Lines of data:

◇ ◇ ◇

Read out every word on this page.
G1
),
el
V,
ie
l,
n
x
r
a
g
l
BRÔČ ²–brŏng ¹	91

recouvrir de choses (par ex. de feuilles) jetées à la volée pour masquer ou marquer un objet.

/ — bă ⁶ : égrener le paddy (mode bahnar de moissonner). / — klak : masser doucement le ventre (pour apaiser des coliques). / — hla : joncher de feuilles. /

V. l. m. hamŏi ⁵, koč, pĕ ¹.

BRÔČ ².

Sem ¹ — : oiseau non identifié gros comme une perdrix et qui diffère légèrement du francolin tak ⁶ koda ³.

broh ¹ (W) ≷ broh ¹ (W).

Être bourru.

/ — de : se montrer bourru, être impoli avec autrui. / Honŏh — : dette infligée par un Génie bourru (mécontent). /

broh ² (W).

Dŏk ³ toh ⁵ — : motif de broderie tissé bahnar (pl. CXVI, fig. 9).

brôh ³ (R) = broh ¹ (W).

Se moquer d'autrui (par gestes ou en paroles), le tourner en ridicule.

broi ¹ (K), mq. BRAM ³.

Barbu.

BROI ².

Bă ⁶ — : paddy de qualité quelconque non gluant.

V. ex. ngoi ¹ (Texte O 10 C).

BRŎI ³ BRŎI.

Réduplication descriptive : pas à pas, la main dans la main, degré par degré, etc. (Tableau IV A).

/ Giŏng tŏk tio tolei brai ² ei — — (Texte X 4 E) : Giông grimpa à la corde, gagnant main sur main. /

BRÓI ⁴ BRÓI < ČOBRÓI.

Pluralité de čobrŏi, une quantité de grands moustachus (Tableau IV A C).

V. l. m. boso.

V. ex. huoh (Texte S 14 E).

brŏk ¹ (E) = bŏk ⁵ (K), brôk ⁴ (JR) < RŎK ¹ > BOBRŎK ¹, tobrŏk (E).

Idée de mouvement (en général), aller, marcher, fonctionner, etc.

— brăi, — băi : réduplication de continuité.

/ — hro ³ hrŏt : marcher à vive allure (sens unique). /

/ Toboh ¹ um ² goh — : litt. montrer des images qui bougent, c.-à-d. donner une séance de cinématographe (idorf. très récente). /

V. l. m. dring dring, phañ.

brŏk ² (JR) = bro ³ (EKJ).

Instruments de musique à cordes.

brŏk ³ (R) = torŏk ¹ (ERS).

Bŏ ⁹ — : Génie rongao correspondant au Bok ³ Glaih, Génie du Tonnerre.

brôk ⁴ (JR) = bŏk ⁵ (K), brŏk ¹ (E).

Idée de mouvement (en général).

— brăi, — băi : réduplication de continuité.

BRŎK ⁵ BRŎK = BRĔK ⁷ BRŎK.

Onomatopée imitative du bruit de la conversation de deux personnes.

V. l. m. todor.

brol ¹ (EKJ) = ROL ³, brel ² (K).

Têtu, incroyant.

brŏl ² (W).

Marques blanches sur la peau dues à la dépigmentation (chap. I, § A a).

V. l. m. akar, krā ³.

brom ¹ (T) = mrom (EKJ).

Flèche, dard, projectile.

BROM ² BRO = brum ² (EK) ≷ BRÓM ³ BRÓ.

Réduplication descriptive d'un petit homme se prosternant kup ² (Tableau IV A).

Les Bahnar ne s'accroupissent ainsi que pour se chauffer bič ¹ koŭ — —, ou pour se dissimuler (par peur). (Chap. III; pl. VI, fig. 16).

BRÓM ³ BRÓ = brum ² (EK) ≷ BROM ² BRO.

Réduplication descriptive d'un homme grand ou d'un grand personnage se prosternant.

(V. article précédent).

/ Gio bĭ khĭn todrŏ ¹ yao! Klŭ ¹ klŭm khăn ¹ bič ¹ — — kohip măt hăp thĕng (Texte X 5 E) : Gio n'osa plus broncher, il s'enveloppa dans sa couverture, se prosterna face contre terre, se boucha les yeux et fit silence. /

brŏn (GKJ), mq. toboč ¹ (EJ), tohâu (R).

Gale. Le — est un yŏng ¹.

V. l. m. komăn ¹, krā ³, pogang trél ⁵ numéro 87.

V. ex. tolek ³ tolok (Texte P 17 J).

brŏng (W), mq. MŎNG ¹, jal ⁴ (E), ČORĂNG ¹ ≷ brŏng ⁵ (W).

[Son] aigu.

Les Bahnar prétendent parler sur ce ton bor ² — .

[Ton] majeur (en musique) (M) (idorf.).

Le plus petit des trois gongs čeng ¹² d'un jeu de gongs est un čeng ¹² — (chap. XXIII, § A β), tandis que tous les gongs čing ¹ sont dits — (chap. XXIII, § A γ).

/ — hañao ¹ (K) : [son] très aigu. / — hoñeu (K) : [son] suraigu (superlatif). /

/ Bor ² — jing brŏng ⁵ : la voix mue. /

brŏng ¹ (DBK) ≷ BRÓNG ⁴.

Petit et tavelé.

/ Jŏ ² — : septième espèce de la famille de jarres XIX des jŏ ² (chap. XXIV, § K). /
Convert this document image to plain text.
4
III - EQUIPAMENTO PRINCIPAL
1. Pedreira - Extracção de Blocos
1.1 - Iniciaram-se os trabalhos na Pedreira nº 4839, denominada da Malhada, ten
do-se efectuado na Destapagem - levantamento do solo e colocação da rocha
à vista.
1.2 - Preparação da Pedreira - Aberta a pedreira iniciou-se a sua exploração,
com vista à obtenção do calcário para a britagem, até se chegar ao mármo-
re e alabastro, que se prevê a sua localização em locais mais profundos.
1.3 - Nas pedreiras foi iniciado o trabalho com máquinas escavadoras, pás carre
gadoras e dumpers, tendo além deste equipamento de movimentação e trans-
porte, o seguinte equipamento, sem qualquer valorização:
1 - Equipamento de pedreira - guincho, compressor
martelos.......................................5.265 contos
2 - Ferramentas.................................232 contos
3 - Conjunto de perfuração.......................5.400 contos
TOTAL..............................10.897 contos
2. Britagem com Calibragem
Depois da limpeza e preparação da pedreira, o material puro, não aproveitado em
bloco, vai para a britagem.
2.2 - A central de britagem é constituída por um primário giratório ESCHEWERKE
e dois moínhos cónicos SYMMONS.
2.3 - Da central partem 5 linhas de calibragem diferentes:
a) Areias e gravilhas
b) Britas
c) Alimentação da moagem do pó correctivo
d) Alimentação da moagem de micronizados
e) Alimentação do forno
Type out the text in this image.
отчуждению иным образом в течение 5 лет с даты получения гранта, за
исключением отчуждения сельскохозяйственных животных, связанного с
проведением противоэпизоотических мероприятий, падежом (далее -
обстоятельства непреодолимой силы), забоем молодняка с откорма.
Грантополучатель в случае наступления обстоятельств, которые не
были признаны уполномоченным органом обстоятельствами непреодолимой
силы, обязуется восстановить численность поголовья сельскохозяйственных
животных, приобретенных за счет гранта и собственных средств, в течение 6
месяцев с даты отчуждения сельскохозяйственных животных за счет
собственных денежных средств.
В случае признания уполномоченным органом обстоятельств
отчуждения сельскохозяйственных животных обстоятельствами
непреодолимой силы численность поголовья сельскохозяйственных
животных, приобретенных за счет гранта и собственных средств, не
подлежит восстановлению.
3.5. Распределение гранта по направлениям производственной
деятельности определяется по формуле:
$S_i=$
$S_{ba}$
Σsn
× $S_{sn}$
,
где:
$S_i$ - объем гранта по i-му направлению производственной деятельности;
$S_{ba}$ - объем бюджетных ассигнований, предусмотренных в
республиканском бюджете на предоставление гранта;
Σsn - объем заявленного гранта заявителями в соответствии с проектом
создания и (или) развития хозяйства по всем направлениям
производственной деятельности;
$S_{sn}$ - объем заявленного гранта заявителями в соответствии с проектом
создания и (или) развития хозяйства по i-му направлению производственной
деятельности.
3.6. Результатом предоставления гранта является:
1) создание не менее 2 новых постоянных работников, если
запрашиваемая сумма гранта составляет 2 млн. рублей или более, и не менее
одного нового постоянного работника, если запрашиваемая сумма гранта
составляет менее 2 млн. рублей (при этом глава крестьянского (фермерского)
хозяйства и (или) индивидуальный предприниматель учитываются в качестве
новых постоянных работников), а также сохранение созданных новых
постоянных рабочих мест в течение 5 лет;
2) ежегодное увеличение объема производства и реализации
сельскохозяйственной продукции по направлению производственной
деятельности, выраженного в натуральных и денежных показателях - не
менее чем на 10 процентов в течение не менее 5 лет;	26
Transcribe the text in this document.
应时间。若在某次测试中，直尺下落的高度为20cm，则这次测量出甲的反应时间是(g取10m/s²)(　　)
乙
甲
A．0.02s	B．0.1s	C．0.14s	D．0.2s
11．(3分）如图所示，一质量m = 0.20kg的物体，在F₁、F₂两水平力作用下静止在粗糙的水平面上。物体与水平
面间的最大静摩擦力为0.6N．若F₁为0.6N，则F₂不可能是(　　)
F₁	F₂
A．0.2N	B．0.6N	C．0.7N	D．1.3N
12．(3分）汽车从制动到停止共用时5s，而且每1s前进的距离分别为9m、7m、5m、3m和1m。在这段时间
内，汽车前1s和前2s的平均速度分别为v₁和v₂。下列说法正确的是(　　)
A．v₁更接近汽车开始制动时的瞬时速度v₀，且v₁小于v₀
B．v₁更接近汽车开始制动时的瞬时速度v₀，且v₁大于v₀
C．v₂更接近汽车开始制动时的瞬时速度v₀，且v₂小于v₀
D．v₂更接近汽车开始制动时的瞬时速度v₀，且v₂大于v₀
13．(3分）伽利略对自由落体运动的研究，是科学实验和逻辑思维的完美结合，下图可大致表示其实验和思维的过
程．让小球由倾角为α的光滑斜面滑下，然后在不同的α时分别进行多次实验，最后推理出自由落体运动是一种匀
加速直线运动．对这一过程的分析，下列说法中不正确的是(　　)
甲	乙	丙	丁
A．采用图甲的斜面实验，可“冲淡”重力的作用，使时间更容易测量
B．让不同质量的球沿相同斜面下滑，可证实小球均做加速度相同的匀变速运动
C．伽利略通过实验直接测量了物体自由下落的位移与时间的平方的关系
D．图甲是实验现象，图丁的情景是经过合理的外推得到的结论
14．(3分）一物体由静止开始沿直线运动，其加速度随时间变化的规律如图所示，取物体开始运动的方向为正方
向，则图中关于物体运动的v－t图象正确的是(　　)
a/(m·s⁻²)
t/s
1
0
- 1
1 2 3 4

◇ ◇ ◇

Exercise task:
Select and copy every line from the records that includes the word "broh".

Task result:
broh ¹ (W) ≷ broh ¹ (W).
broh ² (W).
brôh ³ (R) = broh ¹ (W).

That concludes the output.